• **The data**:
┄┄┄┄┄┄

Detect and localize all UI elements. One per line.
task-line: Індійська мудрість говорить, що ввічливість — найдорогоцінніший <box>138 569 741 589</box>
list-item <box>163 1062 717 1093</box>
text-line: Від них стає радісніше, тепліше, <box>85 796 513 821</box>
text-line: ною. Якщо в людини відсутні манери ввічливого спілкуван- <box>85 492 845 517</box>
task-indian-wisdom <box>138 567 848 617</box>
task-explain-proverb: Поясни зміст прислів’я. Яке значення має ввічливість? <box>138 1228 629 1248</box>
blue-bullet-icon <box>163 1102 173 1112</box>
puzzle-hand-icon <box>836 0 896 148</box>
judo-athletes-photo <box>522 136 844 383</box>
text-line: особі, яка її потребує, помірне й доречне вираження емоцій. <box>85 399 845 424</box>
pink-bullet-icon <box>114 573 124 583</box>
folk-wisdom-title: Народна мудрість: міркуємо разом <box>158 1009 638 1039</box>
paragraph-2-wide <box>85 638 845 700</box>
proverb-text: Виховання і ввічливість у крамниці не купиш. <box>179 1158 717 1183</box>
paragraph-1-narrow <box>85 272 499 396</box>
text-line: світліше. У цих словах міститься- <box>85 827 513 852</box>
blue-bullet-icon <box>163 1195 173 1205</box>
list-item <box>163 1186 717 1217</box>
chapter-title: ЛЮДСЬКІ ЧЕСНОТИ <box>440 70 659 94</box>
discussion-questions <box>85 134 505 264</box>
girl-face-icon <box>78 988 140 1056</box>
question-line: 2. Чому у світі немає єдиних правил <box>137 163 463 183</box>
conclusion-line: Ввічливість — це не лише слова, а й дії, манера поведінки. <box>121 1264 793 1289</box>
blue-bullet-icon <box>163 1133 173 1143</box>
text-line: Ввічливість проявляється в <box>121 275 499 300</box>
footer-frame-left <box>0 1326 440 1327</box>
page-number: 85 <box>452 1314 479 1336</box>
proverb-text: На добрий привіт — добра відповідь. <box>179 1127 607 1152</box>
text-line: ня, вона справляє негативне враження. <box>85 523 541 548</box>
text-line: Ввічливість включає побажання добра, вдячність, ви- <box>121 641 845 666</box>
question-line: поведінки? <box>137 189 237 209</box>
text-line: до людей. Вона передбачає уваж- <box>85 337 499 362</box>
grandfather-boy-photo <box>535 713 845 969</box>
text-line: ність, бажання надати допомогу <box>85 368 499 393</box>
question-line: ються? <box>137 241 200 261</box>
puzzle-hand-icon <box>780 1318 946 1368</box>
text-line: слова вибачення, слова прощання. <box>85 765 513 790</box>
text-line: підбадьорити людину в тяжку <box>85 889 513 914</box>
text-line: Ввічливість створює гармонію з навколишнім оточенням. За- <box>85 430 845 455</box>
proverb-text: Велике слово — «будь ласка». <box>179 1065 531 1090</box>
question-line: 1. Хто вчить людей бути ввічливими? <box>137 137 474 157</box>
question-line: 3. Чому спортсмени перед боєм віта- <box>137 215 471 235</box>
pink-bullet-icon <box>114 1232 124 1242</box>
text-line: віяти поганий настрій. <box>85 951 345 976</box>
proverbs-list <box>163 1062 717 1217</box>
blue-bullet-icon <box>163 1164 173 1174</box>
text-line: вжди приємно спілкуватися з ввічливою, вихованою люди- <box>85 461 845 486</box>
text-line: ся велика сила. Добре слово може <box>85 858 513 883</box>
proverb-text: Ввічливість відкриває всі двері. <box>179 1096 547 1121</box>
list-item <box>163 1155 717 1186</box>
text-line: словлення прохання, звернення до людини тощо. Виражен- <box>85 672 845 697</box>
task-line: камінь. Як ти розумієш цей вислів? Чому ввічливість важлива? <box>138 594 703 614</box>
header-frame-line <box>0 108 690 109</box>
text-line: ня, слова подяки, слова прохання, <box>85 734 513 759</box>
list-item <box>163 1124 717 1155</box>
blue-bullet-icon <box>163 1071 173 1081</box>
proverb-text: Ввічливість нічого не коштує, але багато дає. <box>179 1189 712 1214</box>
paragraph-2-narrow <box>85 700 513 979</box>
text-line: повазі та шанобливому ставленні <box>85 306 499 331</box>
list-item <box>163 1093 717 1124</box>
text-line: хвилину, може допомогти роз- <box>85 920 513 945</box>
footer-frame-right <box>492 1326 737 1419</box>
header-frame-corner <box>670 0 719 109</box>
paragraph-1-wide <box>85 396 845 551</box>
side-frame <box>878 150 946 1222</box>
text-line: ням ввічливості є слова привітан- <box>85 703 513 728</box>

┄┄┄┄┄┄

• **Exercise**: Count the lines in the records above that contain the string "title", and reply with only that number.

• **Written answer**: 2